(Collection entries)

━━━━━━━━━━━━━━━━━━━━

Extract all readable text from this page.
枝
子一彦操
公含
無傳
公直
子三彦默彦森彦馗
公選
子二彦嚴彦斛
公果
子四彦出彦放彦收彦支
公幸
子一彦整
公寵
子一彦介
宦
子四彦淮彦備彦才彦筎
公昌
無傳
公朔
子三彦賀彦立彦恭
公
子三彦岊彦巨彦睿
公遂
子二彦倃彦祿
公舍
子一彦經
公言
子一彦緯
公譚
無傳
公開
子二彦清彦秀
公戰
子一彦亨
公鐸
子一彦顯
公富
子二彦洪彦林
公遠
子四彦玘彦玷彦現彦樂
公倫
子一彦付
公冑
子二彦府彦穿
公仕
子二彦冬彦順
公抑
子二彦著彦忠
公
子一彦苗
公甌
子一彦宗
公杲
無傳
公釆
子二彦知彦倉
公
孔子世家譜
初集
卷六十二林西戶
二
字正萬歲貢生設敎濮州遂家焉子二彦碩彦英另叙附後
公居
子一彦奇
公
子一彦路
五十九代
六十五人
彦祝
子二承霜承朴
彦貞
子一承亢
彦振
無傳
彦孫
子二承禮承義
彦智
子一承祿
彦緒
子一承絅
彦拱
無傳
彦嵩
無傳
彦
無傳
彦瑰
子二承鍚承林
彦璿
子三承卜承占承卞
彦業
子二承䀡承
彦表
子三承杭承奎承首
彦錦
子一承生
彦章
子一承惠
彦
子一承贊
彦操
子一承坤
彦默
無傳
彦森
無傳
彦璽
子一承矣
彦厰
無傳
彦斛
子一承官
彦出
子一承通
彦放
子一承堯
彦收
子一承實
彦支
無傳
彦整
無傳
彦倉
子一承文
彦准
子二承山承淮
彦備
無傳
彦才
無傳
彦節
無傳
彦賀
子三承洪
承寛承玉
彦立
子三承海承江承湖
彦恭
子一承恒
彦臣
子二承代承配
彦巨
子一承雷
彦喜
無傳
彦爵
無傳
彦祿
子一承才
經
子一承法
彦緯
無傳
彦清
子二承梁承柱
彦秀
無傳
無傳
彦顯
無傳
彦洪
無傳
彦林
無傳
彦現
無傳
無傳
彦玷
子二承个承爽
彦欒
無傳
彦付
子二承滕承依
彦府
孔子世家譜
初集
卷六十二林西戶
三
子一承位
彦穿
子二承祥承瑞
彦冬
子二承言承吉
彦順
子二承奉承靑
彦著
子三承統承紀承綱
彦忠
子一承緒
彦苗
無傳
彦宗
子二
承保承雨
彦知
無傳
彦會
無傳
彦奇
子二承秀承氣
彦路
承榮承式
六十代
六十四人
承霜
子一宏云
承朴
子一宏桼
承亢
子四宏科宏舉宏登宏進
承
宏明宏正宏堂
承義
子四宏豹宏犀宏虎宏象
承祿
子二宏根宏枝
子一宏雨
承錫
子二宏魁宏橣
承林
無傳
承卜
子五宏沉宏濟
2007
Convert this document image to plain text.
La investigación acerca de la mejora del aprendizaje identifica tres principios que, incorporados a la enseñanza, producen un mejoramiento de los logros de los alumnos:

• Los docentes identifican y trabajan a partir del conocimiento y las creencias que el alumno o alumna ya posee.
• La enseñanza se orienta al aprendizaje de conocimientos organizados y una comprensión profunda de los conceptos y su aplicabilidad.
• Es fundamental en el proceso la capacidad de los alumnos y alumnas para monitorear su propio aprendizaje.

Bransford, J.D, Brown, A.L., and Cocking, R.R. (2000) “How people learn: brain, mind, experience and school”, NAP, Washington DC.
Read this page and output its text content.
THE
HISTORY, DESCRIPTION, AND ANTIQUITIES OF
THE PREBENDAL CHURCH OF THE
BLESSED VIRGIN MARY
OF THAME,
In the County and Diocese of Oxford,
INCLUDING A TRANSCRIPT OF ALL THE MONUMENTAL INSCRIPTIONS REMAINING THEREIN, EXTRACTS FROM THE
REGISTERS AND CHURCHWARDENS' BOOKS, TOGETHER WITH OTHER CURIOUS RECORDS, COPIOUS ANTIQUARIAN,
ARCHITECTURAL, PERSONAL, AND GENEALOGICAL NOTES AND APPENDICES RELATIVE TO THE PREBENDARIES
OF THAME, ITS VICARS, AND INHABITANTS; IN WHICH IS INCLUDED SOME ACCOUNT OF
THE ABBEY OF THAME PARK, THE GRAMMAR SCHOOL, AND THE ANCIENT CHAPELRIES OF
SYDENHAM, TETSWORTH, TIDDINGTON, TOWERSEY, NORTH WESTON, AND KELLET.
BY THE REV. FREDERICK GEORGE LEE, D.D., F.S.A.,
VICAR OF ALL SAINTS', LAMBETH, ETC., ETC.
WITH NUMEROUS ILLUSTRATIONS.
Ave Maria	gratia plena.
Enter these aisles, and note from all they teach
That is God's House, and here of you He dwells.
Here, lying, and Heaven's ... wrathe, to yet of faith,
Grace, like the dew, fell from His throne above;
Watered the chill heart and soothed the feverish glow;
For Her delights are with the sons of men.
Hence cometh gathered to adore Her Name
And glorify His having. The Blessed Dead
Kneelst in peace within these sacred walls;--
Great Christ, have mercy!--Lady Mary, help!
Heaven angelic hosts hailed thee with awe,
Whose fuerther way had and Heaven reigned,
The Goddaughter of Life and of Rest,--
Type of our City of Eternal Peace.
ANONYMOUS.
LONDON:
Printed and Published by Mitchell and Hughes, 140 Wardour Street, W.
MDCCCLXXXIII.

━━━━━━━━━━━━━━━━━━━━

DIRECTIONS FOR THIS TASK: Recite the full listing above exactly.

COMPLETED TASK:
Extract all readable text from this page.
枝
子一彦操
公含
無傳
公直
子三彦默彦森彦馗
公選
子二彦嚴彦斛
公果
子四彦出彦放彦收彦支
公幸
子一彦整
公寵
子一彦介
宦
子四彦淮彦備彦才彦筎
公昌
無傳
公朔
子三彦賀彦立彦恭
公
子三彦岊彦巨彦睿
公遂
子二彦倃彦祿
公舍
子一彦經
公言
子一彦緯
公譚
無傳
公開
子二彦清彦秀
公戰
子一彦亨
公鐸
子一彦顯
公富
子二彦洪彦林
公遠
子四彦玘彦玷彦現彦樂
公倫
子一彦付
公冑
子二彦府彦穿
公仕
子二彦冬彦順
公抑
子二彦著彦忠
公
子一彦苗
公甌
子一彦宗
公杲
無傳
公釆
子二彦知彦倉
公
孔子世家譜
初集
卷六十二林西戶
二
字正萬歲貢生設敎濮州遂家焉子二彦碩彦英另叙附後
公居
子一彦奇
公
子一彦路
五十九代
六十五人
彦祝
子二承霜承朴
彦貞
子一承亢
彦振
無傳
彦孫
子二承禮承義
彦智
子一承祿
彦緒
子一承絅
彦拱
無傳
彦嵩
無傳
彦
無傳
彦瑰
子二承鍚承林
彦璿
子三承卜承占承卞
彦業
子二承䀡承
彦表
子三承杭承奎承首
彦錦
子一承生
彦章
子一承惠
彦
子一承贊
彦操
子一承坤
彦默
無傳
彦森
無傳
彦璽
子一承矣
彦厰
無傳
彦斛
子一承官
彦出
子一承通
彦放
子一承堯
彦收
子一承實
彦支
無傳
彦整
無傳
彦倉
子一承文
彦准
子二承山承淮
彦備
無傳
彦才
無傳
彦節
無傳
彦賀
子三承洪
承寛承玉
彦立
子三承海承江承湖
彦恭
子一承恒
彦臣
子二承代承配
彦巨
子一承雷
彦喜
無傳
彦爵
無傳
彦祿
子一承才
經
子一承法
彦緯
無傳
彦清
子二承梁承柱
彦秀
無傳
無傳
彦顯
無傳
彦洪
無傳
彦林
無傳
彦現
無傳
無傳
彦玷
子二承个承爽
彦欒
無傳
彦付
子二承滕承依
彦府
孔子世家譜
初集
卷六十二林西戶
三
子一承位
彦穿
子二承祥承瑞
彦冬
子二承言承吉
彦順
子二承奉承靑
彦著
子三承統承紀承綱
彦忠
子一承緒
彦苗
無傳
彦宗
子二
承保承雨
彦知
無傳
彦會
無傳
彦奇
子二承秀承氣
彦路
承榮承式
六十代
六十四人
承霜
子一宏云
承朴
子一宏桼
承亢
子四宏科宏舉宏登宏進
承
宏明宏正宏堂
承義
子四宏豹宏犀宏虎宏象
承祿
子二宏根宏枝
子一宏雨
承錫
子二宏魁宏橣
承林
無傳
承卜
子五宏沉宏濟
2007
Convert this document image to plain text.
La investigación acerca de la mejora del aprendizaje identifica tres principios que, incorporados a la enseñanza, producen un mejoramiento de los logros de los alumnos:

• Los docentes identifican y trabajan a partir del conocimiento y las creencias que el alumno o alumna ya posee.
• La enseñanza se orienta al aprendizaje de conocimientos organizados y una comprensión profunda de los conceptos y su aplicabilidad.
• Es fundamental en el proceso la capacidad de los alumnos y alumnas para monitorear su propio aprendizaje.

Bransford, J.D, Brown, A.L., and Cocking, R.R. (2000) “How people learn: brain, mind, experience and school”, NAP, Washington DC.
Read this page and output its text content.
THE
HISTORY, DESCRIPTION, AND ANTIQUITIES OF
THE PREBENDAL CHURCH OF THE
BLESSED VIRGIN MARY
OF THAME,
In the County and Diocese of Oxford,
INCLUDING A TRANSCRIPT OF ALL THE MONUMENTAL INSCRIPTIONS REMAINING THEREIN, EXTRACTS FROM THE
REGISTERS AND CHURCHWARDENS' BOOKS, TOGETHER WITH OTHER CURIOUS RECORDS, COPIOUS ANTIQUARIAN,
ARCHITECTURAL, PERSONAL, AND GENEALOGICAL NOTES AND APPENDICES RELATIVE TO THE PREBENDARIES
OF THAME, ITS VICARS, AND INHABITANTS; IN WHICH IS INCLUDED SOME ACCOUNT OF
THE ABBEY OF THAME PARK, THE GRAMMAR SCHOOL, AND THE ANCIENT CHAPELRIES OF
SYDENHAM, TETSWORTH, TIDDINGTON, TOWERSEY, NORTH WESTON, AND KELLET.
BY THE REV. FREDERICK GEORGE LEE, D.D., F.S.A.,
VICAR OF ALL SAINTS', LAMBETH, ETC., ETC.
WITH NUMEROUS ILLUSTRATIONS.
Ave Maria	gratia plena.
Enter these aisles, and note from all they teach
That is God's House, and here of you He dwells.
Here, lying, and Heaven's ... wrathe, to yet of faith,
Grace, like the dew, fell from His throne above;
Watered the chill heart and soothed the feverish glow;
For Her delights are with the sons of men.
Hence cometh gathered to adore Her Name
And glorify His having. The Blessed Dead
Kneelst in peace within these sacred walls;--
Great Christ, have mercy!--Lady Mary, help!
Heaven angelic hosts hailed thee with awe,
Whose fuerther way had and Heaven reigned,
The Goddaughter of Life and of Rest,--
Type of our City of Eternal Peace.
ANONYMOUS.
LONDON:
Printed and Published by Mitchell and Hughes, 140 Wardour Street, W.
MDCCCLXXXIII.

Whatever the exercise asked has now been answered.